Supplied data →
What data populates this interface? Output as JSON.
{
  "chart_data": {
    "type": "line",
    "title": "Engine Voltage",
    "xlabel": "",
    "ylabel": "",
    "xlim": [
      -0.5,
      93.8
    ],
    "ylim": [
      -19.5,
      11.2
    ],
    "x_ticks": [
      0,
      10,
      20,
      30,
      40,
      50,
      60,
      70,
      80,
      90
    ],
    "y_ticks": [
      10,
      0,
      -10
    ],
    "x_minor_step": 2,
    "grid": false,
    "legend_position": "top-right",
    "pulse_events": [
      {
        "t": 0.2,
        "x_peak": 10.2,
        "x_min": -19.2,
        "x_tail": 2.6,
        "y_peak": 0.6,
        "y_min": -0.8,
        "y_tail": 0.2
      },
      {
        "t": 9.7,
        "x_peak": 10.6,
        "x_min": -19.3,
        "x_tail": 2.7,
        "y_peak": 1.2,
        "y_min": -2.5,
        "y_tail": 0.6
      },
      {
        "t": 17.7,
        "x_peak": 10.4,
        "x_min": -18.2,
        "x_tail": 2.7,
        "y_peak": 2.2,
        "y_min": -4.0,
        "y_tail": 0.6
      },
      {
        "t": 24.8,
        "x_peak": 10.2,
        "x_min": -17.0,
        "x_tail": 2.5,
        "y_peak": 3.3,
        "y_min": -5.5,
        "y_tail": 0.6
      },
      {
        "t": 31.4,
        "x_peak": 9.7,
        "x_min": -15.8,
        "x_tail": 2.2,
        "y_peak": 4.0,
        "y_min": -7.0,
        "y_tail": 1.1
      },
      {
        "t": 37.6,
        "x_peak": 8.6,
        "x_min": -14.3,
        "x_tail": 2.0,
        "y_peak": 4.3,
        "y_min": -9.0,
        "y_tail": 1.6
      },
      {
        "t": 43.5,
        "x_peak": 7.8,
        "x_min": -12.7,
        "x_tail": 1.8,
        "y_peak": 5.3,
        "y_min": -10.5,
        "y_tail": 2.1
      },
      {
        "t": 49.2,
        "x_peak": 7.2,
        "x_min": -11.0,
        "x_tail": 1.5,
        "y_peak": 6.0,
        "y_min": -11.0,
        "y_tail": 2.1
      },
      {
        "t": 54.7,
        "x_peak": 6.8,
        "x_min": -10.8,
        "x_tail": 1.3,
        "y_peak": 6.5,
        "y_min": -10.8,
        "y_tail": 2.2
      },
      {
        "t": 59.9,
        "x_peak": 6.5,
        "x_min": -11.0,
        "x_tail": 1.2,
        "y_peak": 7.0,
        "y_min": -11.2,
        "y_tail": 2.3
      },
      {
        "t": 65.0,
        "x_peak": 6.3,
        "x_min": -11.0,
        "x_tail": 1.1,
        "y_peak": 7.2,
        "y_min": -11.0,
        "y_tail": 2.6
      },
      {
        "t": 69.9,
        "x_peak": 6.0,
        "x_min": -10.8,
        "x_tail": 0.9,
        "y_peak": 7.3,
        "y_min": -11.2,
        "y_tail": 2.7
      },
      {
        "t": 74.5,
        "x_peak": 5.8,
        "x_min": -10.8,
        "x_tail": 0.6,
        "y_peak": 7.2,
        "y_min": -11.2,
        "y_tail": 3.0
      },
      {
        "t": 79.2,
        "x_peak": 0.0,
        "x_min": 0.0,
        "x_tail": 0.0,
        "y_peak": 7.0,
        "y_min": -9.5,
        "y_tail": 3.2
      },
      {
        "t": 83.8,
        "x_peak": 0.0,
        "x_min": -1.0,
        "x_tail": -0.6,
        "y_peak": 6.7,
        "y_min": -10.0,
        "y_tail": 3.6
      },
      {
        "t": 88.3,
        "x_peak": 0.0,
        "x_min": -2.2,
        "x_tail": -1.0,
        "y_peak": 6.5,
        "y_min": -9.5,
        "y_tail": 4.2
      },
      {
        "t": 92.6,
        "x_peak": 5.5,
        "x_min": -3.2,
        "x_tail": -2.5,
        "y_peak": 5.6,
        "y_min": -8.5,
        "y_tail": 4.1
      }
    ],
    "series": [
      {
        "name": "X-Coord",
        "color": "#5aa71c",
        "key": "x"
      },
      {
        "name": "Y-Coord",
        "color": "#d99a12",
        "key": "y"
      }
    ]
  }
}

Written exercise → Every entry should be printed again exactly as it stands.

Result of this exercise →
What data populates this interface? Output as JSON.
{
  "chart_data": {
    "type": "line",
    "title": "Engine Voltage",
    "xlabel": "",
    "ylabel": "",
    "xlim": [
      -0.5,
      93.8
    ],
    "ylim": [
      -19.5,
      11.2
    ],
    "x_ticks": [
      0,
      10,
      20,
      30,
      40,
      50,
      60,
      70,
      80,
      90
    ],
    "y_ticks": [
      10,
      0,
      -10
    ],
    "x_minor_step": 2,
    "grid": false,
    "legend_position": "top-right",
    "pulse_events": [
      {
        "t": 0.2,
        "x_peak": 10.2,
        "x_min": -19.2,
        "x_tail": 2.6,
        "y_peak": 0.6,
        "y_min": -0.8,
        "y_tail": 0.2
      },
      {
        "t": 9.7,
        "x_peak": 10.6,
        "x_min": -19.3,
        "x_tail": 2.7,
        "y_peak": 1.2,
        "y_min": -2.5,
        "y_tail": 0.6
      },
      {
        "t": 17.7,
        "x_peak": 10.4,
        "x_min": -18.2,
        "x_tail": 2.7,
        "y_peak": 2.2,
        "y_min": -4.0,
        "y_tail": 0.6
      },
      {
        "t": 24.8,
        "x_peak": 10.2,
        "x_min": -17.0,
        "x_tail": 2.5,
        "y_peak": 3.3,
        "y_min": -5.5,
        "y_tail": 0.6
      },
      {
        "t": 31.4,
        "x_peak": 9.7,
        "x_min": -15.8,
        "x_tail": 2.2,
        "y_peak": 4.0,
        "y_min": -7.0,
        "y_tail": 1.1
      },
      {
        "t": 37.6,
        "x_peak": 8.6,
        "x_min": -14.3,
        "x_tail": 2.0,
        "y_peak": 4.3,
        "y_min": -9.0,
        "y_tail": 1.6
      },
      {
        "t": 43.5,
        "x_peak": 7.8,
        "x_min": -12.7,
        "x_tail": 1.8,
        "y_peak": 5.3,
        "y_min": -10.5,
        "y_tail": 2.1
      },
      {
        "t": 49.2,
        "x_peak": 7.2,
        "x_min": -11.0,
        "x_tail": 1.5,
        "y_peak": 6.0,
        "y_min": -11.0,
        "y_tail": 2.1
      },
      {
        "t": 54.7,
        "x_peak": 6.8,
        "x_min": -10.8,
        "x_tail": 1.3,
        "y_peak": 6.5,
        "y_min": -10.8,
        "y_tail": 2.2
      },
      {
        "t": 59.9,
        "x_peak": 6.5,
        "x_min": -11.0,
        "x_tail": 1.2,
        "y_peak": 7.0,
        "y_min": -11.2,
        "y_tail": 2.3
      },
      {
        "t": 65.0,
        "x_peak": 6.3,
        "x_min": -11.0,
        "x_tail": 1.1,
        "y_peak": 7.2,
        "y_min": -11.0,
        "y_tail": 2.6
      },
      {
        "t": 69.9,
        "x_peak": 6.0,
        "x_min": -10.8,
        "x_tail": 0.9,
        "y_peak": 7.3,
        "y_min": -11.2,
        "y_tail": 2.7
      },
      {
        "t": 74.5,
        "x_peak": 5.8,
        "x_min": -10.8,
        "x_tail": 0.6,
        "y_peak": 7.2,
        "y_min": -11.2,
        "y_tail": 3.0
      },
      {
        "t": 79.2,
        "x_peak": 0.0,
        "x_min": 0.0,
        "x_tail": 0.0,
        "y_peak": 7.0,
        "y_min": -9.5,
        "y_tail": 3.2
      },
      {
        "t": 83.8,
        "x_peak": 0.0,
        "x_min": -1.0,
        "x_tail": -0.6,
        "y_peak": 6.7,
        "y_min": -10.0,
        "y_tail": 3.6
      },
      {
        "t": 88.3,
        "x_peak": 0.0,
        "x_min": -2.2,
        "x_tail": -1.0,
        "y_peak": 6.5,
        "y_min": -9.5,
        "y_tail": 4.2
      },
      {
        "t": 92.6,
        "x_peak": 5.5,
        "x_min": -3.2,
        "x_tail": -2.5,
        "y_peak": 5.6,
        "y_min": -8.5,
        "y_tail": 4.1
      }
    ],
    "series": [
      {
        "name": "X-Coord",
        "color": "#5aa71c",
        "key": "x"
      },
      {
        "name": "Y-Coord",
        "color": "#d99a12",
        "key": "y"
      }
    ]
  }
}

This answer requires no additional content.